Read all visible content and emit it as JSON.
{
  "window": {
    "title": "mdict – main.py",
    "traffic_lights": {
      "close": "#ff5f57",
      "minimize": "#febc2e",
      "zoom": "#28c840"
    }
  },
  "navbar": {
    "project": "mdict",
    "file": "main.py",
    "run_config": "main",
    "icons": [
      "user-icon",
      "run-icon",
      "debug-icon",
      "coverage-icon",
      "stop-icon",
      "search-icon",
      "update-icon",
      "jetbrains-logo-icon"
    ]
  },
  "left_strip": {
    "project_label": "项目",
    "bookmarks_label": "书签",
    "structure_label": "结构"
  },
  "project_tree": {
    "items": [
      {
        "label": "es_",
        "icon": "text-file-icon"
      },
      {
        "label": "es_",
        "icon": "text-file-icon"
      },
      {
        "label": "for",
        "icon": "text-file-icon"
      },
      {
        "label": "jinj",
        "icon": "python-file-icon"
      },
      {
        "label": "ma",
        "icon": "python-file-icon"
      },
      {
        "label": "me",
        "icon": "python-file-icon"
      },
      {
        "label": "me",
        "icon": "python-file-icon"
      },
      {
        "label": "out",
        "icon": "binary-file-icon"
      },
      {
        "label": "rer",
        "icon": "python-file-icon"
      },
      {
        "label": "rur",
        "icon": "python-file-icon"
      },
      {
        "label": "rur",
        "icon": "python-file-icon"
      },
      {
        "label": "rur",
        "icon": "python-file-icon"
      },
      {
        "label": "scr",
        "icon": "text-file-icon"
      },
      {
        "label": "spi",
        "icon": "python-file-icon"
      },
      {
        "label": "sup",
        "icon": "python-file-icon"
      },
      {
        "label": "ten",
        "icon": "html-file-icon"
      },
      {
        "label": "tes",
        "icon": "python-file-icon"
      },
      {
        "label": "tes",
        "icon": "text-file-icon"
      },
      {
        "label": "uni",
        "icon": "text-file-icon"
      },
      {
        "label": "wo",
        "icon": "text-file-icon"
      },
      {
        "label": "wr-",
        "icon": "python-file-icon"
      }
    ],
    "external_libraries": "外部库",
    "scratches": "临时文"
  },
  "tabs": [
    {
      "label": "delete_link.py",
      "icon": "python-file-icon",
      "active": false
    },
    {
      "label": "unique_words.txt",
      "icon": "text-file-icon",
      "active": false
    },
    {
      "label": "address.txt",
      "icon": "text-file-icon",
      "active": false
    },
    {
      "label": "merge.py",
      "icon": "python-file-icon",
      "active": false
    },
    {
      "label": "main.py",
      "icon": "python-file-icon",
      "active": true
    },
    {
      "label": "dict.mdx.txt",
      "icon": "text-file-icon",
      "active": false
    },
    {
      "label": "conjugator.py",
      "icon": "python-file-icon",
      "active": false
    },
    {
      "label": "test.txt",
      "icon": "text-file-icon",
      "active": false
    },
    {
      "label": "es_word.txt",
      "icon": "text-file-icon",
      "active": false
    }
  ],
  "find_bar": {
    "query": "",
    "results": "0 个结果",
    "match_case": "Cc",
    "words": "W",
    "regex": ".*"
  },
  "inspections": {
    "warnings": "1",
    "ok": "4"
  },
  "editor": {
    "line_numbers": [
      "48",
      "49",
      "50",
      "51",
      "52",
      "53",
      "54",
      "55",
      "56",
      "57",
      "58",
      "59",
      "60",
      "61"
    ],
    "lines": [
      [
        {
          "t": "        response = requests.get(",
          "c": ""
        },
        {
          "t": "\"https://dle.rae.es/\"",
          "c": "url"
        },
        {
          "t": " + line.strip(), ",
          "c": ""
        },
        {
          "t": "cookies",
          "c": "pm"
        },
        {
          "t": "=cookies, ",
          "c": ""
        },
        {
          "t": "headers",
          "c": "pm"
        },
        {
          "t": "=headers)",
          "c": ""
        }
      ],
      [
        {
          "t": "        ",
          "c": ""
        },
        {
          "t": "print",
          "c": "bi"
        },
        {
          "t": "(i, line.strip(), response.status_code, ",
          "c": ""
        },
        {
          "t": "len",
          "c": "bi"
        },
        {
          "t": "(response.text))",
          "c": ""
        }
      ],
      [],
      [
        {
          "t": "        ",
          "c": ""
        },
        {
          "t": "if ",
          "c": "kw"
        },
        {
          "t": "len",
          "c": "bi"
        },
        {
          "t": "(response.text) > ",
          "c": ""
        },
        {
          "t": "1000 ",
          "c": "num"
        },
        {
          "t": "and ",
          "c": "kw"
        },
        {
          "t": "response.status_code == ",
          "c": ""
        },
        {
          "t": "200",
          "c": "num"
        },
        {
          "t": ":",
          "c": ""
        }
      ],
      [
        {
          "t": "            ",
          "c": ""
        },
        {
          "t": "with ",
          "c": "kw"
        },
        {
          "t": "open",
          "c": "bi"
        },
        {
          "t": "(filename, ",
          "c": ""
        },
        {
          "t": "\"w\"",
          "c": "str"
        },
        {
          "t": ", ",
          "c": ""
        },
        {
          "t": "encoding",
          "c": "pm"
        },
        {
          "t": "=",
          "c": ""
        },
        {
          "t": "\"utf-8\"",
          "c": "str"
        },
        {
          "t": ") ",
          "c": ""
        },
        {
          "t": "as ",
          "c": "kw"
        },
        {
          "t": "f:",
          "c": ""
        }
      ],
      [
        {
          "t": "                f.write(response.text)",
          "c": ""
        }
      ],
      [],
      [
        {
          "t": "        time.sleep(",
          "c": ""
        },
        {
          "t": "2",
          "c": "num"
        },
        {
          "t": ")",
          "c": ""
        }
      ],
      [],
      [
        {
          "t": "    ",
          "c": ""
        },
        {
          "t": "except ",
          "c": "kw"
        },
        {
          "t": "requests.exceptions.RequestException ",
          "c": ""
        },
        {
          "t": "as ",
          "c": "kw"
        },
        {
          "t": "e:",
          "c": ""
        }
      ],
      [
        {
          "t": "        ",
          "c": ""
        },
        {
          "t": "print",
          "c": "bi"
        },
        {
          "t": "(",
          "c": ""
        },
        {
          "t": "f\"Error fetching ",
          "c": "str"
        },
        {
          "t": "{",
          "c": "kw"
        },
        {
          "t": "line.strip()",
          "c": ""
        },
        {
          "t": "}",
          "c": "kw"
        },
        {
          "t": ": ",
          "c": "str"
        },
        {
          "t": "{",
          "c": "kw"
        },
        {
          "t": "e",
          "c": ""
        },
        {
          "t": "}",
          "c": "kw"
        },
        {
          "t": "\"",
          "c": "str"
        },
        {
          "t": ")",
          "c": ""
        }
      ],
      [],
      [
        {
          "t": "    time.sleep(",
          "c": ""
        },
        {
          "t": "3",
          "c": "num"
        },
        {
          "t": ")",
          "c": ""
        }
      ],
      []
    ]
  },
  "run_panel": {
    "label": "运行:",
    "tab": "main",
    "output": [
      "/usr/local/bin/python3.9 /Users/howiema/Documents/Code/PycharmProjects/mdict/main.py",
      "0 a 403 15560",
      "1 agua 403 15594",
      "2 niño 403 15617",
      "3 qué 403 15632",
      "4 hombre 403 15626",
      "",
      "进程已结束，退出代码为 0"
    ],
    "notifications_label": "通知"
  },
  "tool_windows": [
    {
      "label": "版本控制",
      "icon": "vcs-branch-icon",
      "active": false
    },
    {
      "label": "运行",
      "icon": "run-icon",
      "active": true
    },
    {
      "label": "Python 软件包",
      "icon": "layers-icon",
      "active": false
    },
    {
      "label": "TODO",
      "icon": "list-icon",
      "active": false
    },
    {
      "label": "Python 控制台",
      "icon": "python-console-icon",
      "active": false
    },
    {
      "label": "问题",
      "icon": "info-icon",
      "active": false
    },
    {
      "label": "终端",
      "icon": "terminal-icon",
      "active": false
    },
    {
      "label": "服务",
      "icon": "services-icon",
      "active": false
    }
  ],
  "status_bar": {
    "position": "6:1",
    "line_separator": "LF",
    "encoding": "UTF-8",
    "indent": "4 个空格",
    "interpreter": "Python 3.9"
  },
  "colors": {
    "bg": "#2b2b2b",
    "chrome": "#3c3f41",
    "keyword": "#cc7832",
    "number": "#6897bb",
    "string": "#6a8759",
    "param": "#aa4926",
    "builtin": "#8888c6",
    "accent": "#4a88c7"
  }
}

**What you are asked to do**
Look through the entries above and report the number of lines that contain "main". Write only the number.

**Worked answer**
6